## Requirement
All records below must be retyped exactly.

Data records
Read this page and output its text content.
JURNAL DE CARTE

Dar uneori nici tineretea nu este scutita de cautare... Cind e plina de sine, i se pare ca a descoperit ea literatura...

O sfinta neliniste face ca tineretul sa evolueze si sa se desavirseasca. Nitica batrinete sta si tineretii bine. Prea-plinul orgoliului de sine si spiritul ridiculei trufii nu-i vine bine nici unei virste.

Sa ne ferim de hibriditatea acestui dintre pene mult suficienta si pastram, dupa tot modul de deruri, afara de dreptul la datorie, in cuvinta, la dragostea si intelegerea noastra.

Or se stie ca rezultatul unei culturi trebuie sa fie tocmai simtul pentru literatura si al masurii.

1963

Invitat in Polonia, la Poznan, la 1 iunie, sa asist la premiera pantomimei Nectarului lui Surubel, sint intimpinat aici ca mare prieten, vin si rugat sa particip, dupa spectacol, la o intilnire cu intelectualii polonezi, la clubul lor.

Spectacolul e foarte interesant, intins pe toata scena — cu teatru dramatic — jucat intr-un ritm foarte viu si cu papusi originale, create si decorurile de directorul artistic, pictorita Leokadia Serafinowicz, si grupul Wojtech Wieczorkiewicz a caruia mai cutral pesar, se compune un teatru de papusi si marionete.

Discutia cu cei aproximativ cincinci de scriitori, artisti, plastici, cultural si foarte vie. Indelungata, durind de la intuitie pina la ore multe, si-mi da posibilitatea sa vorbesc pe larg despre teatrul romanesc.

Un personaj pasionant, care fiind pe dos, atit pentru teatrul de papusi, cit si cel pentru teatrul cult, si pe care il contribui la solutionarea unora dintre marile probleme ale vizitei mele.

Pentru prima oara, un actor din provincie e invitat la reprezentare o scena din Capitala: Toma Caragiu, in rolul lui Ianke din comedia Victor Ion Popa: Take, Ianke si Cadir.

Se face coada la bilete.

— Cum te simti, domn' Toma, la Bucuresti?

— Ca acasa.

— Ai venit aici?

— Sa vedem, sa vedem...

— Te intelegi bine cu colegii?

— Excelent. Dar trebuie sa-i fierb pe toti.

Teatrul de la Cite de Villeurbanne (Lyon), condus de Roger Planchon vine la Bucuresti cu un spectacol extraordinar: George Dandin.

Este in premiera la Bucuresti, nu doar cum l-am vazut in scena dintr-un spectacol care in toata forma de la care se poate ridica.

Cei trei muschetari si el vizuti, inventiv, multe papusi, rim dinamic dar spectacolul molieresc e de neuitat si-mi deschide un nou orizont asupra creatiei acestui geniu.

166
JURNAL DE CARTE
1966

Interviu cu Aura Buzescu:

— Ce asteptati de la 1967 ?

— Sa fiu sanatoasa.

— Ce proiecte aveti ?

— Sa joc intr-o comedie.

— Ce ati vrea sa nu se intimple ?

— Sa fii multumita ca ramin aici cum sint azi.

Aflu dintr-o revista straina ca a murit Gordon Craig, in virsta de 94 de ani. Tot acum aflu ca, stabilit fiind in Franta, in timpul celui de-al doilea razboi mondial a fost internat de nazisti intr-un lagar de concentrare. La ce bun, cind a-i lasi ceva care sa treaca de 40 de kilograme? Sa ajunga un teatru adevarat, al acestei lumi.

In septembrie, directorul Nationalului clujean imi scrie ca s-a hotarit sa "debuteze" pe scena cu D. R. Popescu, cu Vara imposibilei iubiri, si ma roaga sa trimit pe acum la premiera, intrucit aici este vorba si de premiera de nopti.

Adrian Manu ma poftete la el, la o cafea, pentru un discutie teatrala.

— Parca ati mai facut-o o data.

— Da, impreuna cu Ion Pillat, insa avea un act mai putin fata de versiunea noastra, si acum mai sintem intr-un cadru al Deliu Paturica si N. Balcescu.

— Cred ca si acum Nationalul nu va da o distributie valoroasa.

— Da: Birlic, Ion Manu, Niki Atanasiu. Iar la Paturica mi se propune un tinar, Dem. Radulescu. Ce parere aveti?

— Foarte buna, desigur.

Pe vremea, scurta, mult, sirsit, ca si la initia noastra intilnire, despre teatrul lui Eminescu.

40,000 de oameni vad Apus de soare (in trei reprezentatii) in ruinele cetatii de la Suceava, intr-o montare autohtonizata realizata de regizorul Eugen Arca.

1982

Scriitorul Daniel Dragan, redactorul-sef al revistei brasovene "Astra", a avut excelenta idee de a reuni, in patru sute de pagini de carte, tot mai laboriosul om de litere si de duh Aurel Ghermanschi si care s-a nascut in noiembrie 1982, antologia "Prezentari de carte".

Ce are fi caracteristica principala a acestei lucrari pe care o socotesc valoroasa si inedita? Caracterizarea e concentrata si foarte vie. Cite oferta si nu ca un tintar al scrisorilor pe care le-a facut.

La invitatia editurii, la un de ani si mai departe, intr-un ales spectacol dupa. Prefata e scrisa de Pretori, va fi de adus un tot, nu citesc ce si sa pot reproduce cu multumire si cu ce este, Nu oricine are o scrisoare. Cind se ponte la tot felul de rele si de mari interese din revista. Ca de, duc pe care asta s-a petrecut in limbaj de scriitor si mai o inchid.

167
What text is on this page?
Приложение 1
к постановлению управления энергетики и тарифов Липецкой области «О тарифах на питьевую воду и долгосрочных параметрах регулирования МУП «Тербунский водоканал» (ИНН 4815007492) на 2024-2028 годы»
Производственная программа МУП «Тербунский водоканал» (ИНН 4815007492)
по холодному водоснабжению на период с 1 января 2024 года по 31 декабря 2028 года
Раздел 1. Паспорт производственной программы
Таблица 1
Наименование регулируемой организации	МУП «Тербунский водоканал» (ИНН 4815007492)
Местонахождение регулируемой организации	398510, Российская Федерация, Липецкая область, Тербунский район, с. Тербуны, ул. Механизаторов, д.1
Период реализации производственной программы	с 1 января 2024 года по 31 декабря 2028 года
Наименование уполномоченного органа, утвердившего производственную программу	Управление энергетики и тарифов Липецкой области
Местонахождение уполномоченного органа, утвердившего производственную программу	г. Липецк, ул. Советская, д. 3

## Task output
Read this page and output its text content.
JURNAL DE CARTE

Dar uneori nici tineretea nu este scutita de cautare... Cind e plina de sine, i se pare ca a descoperit ea literatura...

O sfinta neliniste face ca tineretul sa evolueze si sa se desavirseasca. Nitica batrinete sta si tineretii bine. Prea-plinul orgoliului de sine si spiritul ridiculei trufii nu-i vine bine nici unei virste.

Sa ne ferim de hibriditatea acestui dintre pene mult suficienta si pastram, dupa tot modul de deruri, afara de dreptul la datorie, in cuvinta, la dragostea si intelegerea noastra.

Or se stie ca rezultatul unei culturi trebuie sa fie tocmai simtul pentru literatura si al masurii.

1963

Invitat in Polonia, la Poznan, la 1 iunie, sa asist la premiera pantomimei Nectarului lui Surubel, sint intimpinat aici ca mare prieten, vin si rugat sa particip, dupa spectacol, la o intilnire cu intelectualii polonezi, la clubul lor.

Spectacolul e foarte interesant, intins pe toata scena — cu teatru dramatic — jucat intr-un ritm foarte viu si cu papusi originale, create si decorurile de directorul artistic, pictorita Leokadia Serafinowicz, si grupul Wojtech Wieczorkiewicz a caruia mai cutral pesar, se compune un teatru de papusi si marionete.

Discutia cu cei aproximativ cincinci de scriitori, artisti, plastici, cultural si foarte vie. Indelungata, durind de la intuitie pina la ore multe, si-mi da posibilitatea sa vorbesc pe larg despre teatrul romanesc.

Un personaj pasionant, care fiind pe dos, atit pentru teatrul de papusi, cit si cel pentru teatrul cult, si pe care il contribui la solutionarea unora dintre marile probleme ale vizitei mele.

Pentru prima oara, un actor din provincie e invitat la reprezentare o scena din Capitala: Toma Caragiu, in rolul lui Ianke din comedia Victor Ion Popa: Take, Ianke si Cadir.

Se face coada la bilete.

— Cum te simti, domn' Toma, la Bucuresti?

— Ca acasa.

— Ai venit aici?

— Sa vedem, sa vedem...

— Te intelegi bine cu colegii?

— Excelent. Dar trebuie sa-i fierb pe toti.

Teatrul de la Cite de Villeurbanne (Lyon), condus de Roger Planchon vine la Bucuresti cu un spectacol extraordinar: George Dandin.

Este in premiera la Bucuresti, nu doar cum l-am vazut in scena dintr-un spectacol care in toata forma de la care se poate ridica.

Cei trei muschetari si el vizuti, inventiv, multe papusi, rim dinamic dar spectacolul molieresc e de neuitat si-mi deschide un nou orizont asupra creatiei acestui geniu.

166
JURNAL DE CARTE
1966

Interviu cu Aura Buzescu:

— Ce asteptati de la 1967 ?

— Sa fiu sanatoasa.

— Ce proiecte aveti ?

— Sa joc intr-o comedie.

— Ce ati vrea sa nu se intimple ?

— Sa fii multumita ca ramin aici cum sint azi.

Aflu dintr-o revista straina ca a murit Gordon Craig, in virsta de 94 de ani. Tot acum aflu ca, stabilit fiind in Franta, in timpul celui de-al doilea razboi mondial a fost internat de nazisti intr-un lagar de concentrare. La ce bun, cind a-i lasi ceva care sa treaca de 40 de kilograme? Sa ajunga un teatru adevarat, al acestei lumi.

In septembrie, directorul Nationalului clujean imi scrie ca s-a hotarit sa "debuteze" pe scena cu D. R. Popescu, cu Vara imposibilei iubiri, si ma roaga sa trimit pe acum la premiera, intrucit aici este vorba si de premiera de nopti.

Adrian Manu ma poftete la el, la o cafea, pentru un discutie teatrala.

— Parca ati mai facut-o o data.

— Da, impreuna cu Ion Pillat, insa avea un act mai putin fata de versiunea noastra, si acum mai sintem intr-un cadru al Deliu Paturica si N. Balcescu.

— Cred ca si acum Nationalul nu va da o distributie valoroasa.

— Da: Birlic, Ion Manu, Niki Atanasiu. Iar la Paturica mi se propune un tinar, Dem. Radulescu. Ce parere aveti?

— Foarte buna, desigur.

Pe vremea, scurta, mult, sirsit, ca si la initia noastra intilnire, despre teatrul lui Eminescu.

40,000 de oameni vad Apus de soare (in trei reprezentatii) in ruinele cetatii de la Suceava, intr-o montare autohtonizata realizata de regizorul Eugen Arca.

1982

Scriitorul Daniel Dragan, redactorul-sef al revistei brasovene "Astra", a avut excelenta idee de a reuni, in patru sute de pagini de carte, tot mai laboriosul om de litere si de duh Aurel Ghermanschi si care s-a nascut in noiembrie 1982, antologia "Prezentari de carte".

Ce are fi caracteristica principala a acestei lucrari pe care o socotesc valoroasa si inedita? Caracterizarea e concentrata si foarte vie. Cite oferta si nu ca un tintar al scrisorilor pe care le-a facut.

La invitatia editurii, la un de ani si mai departe, intr-un ales spectacol dupa. Prefata e scrisa de Pretori, va fi de adus un tot, nu citesc ce si sa pot reproduce cu multumire si cu ce este, Nu oricine are o scrisoare. Cind se ponte la tot felul de rele si de mari interese din revista. Ca de, duc pe care asta s-a petrecut in limbaj de scriitor si mai o inchid.

167
What text is on this page?
Приложение 1
к постановлению управления энергетики и тарифов Липецкой области «О тарифах на питьевую воду и долгосрочных параметрах регулирования МУП «Тербунский водоканал» (ИНН 4815007492) на 2024-2028 годы»
Производственная программа МУП «Тербунский водоканал» (ИНН 4815007492)
по холодному водоснабжению на период с 1 января 2024 года по 31 декабря 2028 года
Раздел 1. Паспорт производственной программы
Таблица 1
Наименование регулируемой организации	МУП «Тербунский водоканал» (ИНН 4815007492)
Местонахождение регулируемой организации	398510, Российская Федерация, Липецкая область, Тербунский район, с. Тербуны, ул. Механизаторов, д.1
Период реализации производственной программы	с 1 января 2024 года по 31 декабря 2028 года
Наименование уполномоченного органа, утвердившего производственную программу	Управление энергетики и тарифов Липецкой области
Местонахождение уполномоченного органа, утвердившего производственную программу	г. Липецк, ул. Советская, д. 3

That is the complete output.